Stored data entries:

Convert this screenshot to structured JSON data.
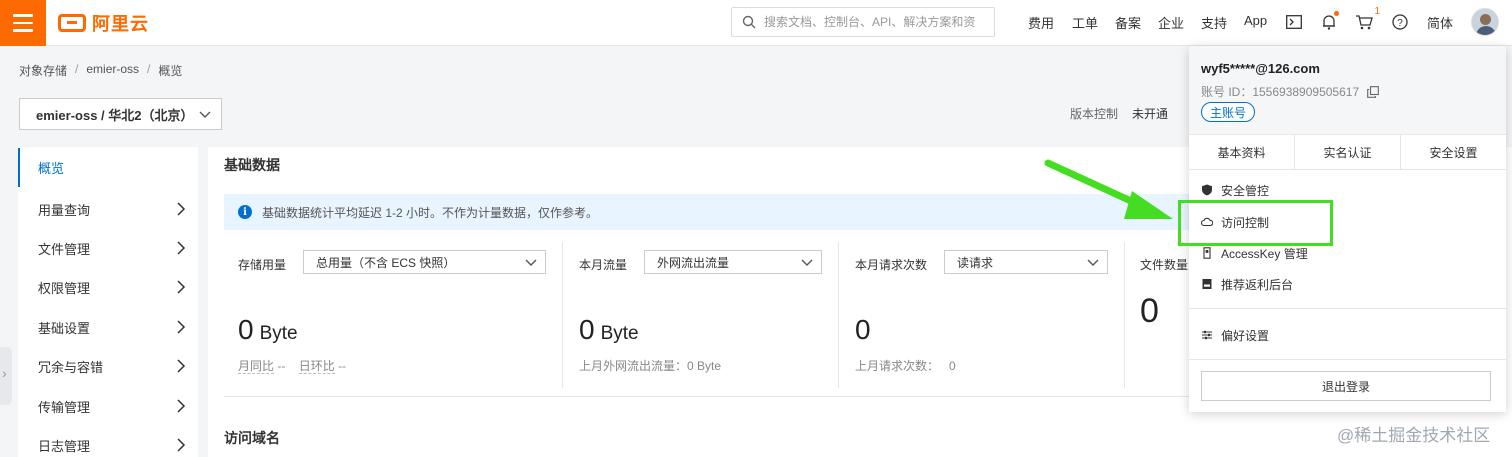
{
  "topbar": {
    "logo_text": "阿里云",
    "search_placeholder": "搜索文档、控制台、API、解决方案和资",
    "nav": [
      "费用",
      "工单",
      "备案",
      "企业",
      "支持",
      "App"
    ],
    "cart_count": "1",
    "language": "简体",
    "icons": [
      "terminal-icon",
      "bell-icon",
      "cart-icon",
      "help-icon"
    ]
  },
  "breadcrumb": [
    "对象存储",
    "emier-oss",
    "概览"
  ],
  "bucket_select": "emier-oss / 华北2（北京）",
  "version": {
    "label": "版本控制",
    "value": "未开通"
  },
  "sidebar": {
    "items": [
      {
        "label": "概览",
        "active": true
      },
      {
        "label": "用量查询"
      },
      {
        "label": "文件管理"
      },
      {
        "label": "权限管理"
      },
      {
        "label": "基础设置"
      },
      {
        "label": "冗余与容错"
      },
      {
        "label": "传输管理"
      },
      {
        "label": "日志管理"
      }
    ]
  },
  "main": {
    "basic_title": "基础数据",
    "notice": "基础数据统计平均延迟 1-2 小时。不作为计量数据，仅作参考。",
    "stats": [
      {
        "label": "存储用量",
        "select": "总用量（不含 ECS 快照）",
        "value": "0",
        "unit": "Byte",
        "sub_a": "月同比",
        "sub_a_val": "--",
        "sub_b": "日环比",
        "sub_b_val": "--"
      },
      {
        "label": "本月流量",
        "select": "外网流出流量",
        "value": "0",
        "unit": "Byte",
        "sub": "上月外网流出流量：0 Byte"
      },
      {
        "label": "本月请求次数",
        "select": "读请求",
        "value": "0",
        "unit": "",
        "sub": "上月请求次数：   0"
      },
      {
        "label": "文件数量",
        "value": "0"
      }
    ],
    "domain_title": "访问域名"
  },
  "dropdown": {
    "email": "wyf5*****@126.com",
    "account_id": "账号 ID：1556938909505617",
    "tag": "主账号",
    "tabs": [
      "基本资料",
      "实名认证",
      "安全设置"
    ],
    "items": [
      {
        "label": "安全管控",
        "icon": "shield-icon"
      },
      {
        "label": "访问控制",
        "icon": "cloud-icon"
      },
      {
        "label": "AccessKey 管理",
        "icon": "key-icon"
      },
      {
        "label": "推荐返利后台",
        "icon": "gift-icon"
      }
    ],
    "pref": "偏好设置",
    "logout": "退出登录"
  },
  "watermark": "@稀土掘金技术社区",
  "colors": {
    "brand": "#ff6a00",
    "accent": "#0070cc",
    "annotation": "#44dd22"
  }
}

== Written task ==
Write out every line above exactly as it is, leaving out the pictures.

== Complete answer ==
Convert this screenshot to structured JSON data.
{
  "topbar": {
    "logo_text": "阿里云",
    "search_placeholder": "搜索文档、控制台、API、解决方案和资",
    "nav": [
      "费用",
      "工单",
      "备案",
      "企业",
      "支持",
      "App"
    ],
    "cart_count": "1",
    "language": "简体",
    "icons": [
      "terminal-icon",
      "bell-icon",
      "cart-icon",
      "help-icon"
    ]
  },
  "breadcrumb": [
    "对象存储",
    "emier-oss",
    "概览"
  ],
  "bucket_select": "emier-oss / 华北2（北京）",
  "version": {
    "label": "版本控制",
    "value": "未开通"
  },
  "sidebar": {
    "items": [
      {
        "label": "概览",
        "active": true
      },
      {
        "label": "用量查询"
      },
      {
        "label": "文件管理"
      },
      {
        "label": "权限管理"
      },
      {
        "label": "基础设置"
      },
      {
        "label": "冗余与容错"
      },
      {
        "label": "传输管理"
      },
      {
        "label": "日志管理"
      }
    ]
  },
  "main": {
    "basic_title": "基础数据",
    "notice": "基础数据统计平均延迟 1-2 小时。不作为计量数据，仅作参考。",
    "stats": [
      {
        "label": "存储用量",
        "select": "总用量（不含 ECS 快照）",
        "value": "0",
        "unit": "Byte",
        "sub_a": "月同比",
        "sub_a_val": "--",
        "sub_b": "日环比",
        "sub_b_val": "--"
      },
      {
        "label": "本月流量",
        "select": "外网流出流量",
        "value": "0",
        "unit": "Byte",
        "sub": "上月外网流出流量：0 Byte"
      },
      {
        "label": "本月请求次数",
        "select": "读请求",
        "value": "0",
        "unit": "",
        "sub": "上月请求次数：   0"
      },
      {
        "label": "文件数量",
        "value": "0"
      }
    ],
    "domain_title": "访问域名"
  },
  "dropdown": {
    "email": "wyf5*****@126.com",
    "account_id": "账号 ID：1556938909505617",
    "tag": "主账号",
    "tabs": [
      "基本资料",
      "实名认证",
      "安全设置"
    ],
    "items": [
      {
        "label": "安全管控",
        "icon": "shield-icon"
      },
      {
        "label": "访问控制",
        "icon": "cloud-icon"
      },
      {
        "label": "AccessKey 管理",
        "icon": "key-icon"
      },
      {
        "label": "推荐返利后台",
        "icon": "gift-icon"
      }
    ],
    "pref": "偏好设置",
    "logout": "退出登录"
  },
  "watermark": "@稀土掘金技术社区",
  "colors": {
    "brand": "#ff6a00",
    "accent": "#0070cc",
    "annotation": "#44dd22"
  }
}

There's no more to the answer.